▶ [USING THE INFORMATION]:
• 1. In the email about compost and sandy soil, which two forages does the Florida dairy farmer grow on her pure sand hayfields?
• 2. Reproduce the part of the email about compost and sandy soil starting with "If you can manage" and going on through "bets either way.".
• 3. Proceed with the email about compost and sandy soil, picking up after its last sentence.

>----- Original Message -----
>From: "Hugh Lovel" <[EMAIL PROTECTED]>
>To: <[EMAIL PROTECTED]>
>Sent: Sunday, November 10, 2002 9:04 PM
>Subject: Re: What is Magic?
>
Dear Michelle,

If you can manage to make barrel compost and apply it via your irrigation
system, you will be applying actual microi-organisms. Doing the irrigation
water with radionic prep treatments will supply the patterns for those
micro-organisms to succeed, but it won't apply the micro-organisms. Because
the better species seem to be fairly widespread it may not make much
difference. But on biologically dead soils it might. On your sandy soil I
wouldn't want to place bets either way.

One of our field broadcaster owners down on Florida has even sandier soil
than you. Hers was almost pure sand 12 years ago when I first saw her farm.
She's one of the reasons I'm selling field broadcasters and she has two of
my earliest models and was the first to have horn clay patterns in her
broadcasters. Now 6 years later her dairy farm is antibiotic free for 5
years, and hasn't bought in any fertilizers in 3 years. She's composting
and using that as the input for her pure sand hayfields growing summer
peanut and winter annual rye forages. She says she is almost at the point
of grazing her dairy cows and completely getting off grain supplements. Her
land has never looked better in the history of her dairy. And she is
irrigating less.

So sandy land can be good, even though I'd prefer clay. I bet you could
grow good potatoes on your sand anyway.

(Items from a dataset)

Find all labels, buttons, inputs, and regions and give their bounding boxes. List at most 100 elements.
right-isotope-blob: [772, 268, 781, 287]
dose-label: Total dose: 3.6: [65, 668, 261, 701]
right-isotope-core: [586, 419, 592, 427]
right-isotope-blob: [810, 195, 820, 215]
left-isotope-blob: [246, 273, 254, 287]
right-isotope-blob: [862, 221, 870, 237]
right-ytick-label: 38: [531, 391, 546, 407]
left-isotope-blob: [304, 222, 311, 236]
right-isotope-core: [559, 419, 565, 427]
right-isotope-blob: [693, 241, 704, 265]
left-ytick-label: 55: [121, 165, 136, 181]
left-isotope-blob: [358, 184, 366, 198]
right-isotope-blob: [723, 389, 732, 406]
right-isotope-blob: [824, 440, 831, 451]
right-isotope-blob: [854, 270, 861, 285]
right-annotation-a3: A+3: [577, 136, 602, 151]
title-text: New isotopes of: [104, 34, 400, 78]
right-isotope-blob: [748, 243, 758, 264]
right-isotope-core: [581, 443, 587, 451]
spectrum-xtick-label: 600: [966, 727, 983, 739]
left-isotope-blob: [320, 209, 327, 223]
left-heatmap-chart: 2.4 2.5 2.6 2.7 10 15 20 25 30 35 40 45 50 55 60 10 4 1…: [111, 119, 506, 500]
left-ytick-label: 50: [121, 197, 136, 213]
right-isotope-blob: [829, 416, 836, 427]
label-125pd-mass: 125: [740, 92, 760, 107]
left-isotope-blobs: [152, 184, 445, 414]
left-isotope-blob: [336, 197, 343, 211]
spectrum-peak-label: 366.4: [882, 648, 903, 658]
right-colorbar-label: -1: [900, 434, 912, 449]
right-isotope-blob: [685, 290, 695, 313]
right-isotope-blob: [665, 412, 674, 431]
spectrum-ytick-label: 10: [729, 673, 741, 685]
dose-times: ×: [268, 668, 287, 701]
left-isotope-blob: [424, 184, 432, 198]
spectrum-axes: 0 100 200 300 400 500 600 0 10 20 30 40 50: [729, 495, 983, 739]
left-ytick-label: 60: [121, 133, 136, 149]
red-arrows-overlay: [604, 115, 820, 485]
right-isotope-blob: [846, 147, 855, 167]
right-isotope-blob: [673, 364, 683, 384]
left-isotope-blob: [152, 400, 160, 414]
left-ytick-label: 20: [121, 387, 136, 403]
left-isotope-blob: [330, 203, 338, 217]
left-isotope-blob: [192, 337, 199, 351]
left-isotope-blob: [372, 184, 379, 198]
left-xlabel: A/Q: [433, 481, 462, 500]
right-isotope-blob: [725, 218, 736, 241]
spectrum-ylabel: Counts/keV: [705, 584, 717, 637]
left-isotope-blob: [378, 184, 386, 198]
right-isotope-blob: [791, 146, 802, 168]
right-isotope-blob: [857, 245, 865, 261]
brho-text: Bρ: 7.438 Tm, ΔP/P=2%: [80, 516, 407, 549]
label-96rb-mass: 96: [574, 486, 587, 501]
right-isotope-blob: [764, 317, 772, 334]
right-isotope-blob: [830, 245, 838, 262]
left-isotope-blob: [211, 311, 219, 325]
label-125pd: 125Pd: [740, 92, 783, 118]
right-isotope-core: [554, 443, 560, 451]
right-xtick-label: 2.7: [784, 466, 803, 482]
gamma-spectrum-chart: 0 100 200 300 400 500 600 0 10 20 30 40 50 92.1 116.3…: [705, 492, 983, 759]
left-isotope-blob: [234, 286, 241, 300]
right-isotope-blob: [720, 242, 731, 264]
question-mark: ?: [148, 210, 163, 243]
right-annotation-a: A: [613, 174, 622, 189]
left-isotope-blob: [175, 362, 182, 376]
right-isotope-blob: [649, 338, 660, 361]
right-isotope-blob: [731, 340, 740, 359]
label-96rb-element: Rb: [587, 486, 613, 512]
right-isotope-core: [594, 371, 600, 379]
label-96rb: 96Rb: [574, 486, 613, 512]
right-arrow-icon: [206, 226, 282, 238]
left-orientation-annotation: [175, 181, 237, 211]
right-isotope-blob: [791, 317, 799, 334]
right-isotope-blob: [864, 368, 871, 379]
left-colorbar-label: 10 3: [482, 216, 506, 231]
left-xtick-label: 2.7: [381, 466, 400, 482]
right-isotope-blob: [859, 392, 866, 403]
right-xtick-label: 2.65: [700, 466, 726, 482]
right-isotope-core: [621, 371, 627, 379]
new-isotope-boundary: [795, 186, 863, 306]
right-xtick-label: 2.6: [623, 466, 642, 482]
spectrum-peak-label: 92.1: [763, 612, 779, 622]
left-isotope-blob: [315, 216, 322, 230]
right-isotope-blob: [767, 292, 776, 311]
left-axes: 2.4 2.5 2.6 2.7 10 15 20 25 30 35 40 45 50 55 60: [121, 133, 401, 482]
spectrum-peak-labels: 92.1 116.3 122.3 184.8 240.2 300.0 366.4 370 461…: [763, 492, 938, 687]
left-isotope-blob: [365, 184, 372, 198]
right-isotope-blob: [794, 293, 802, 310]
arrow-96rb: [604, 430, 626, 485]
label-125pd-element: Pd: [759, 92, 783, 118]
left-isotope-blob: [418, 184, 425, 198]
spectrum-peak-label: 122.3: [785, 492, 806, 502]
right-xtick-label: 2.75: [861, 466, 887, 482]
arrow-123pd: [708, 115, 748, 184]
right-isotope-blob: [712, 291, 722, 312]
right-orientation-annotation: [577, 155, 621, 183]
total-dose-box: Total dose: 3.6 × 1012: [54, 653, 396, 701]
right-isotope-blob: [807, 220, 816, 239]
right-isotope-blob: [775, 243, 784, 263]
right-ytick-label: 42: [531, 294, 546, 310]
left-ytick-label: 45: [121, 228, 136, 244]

▶ [ANSWERS TO EACH TASK]:
• 1. Summer peanut and winter annual rye.

• 2.
If you can manage to make barrel compost and apply it via your irrigation
system, you will be applying actual microi-organisms. Doing the irrigation
water with radionic prep treatments will supply the patterns for those
micro-organisms to succeed, but it won't apply the micro-organisms. Because
the better species seem to be fairly widespread it may not make much
difference. But on biologically dead soils it might. On your sandy soil I
wouldn't want to place bets either way.

• 3.
It's good to hear that your water is relatively nitrate free. As you keep
nitrogen inputs to the minimum you can hope to maintain that. As for
rainmaking, if anyone can put together a class, I'd like to see at least 30
attendees and go two days. I want to make $2,000 out of it, so with the
hall and some catering, that comes to close to $100 per attendee.

One of the frustrations I feel is that most people are so plugged into
advertising and the pictures and totally engineered sales pitches in the
major farm magazines. The picture looks so cool to have lemons wall-to-wall
all bushy and green. But what is the point? Growing foliage or fruit? It's
all so deceptive. The corn you showed me from in the past compared to the
recent higher quality shows the true story, while, as you say the elevator
doesn't pay any extra for the quality. That's pretty discouraging, knowing
that if you grow responsibly you don't get(m)any breaks.

I planted a couple acres or corn in an old hayfield this year, with just a
field broadcaster, tillage and seed, and I got another good corn crop,
comparable to what Is got on my own acreage the year before. I know I'm
growing a big, tall open-pollenated flint corn that makes great corn meal
but doesn't yield high. So I probably don't have 100 bushels to the acre,
more like 60.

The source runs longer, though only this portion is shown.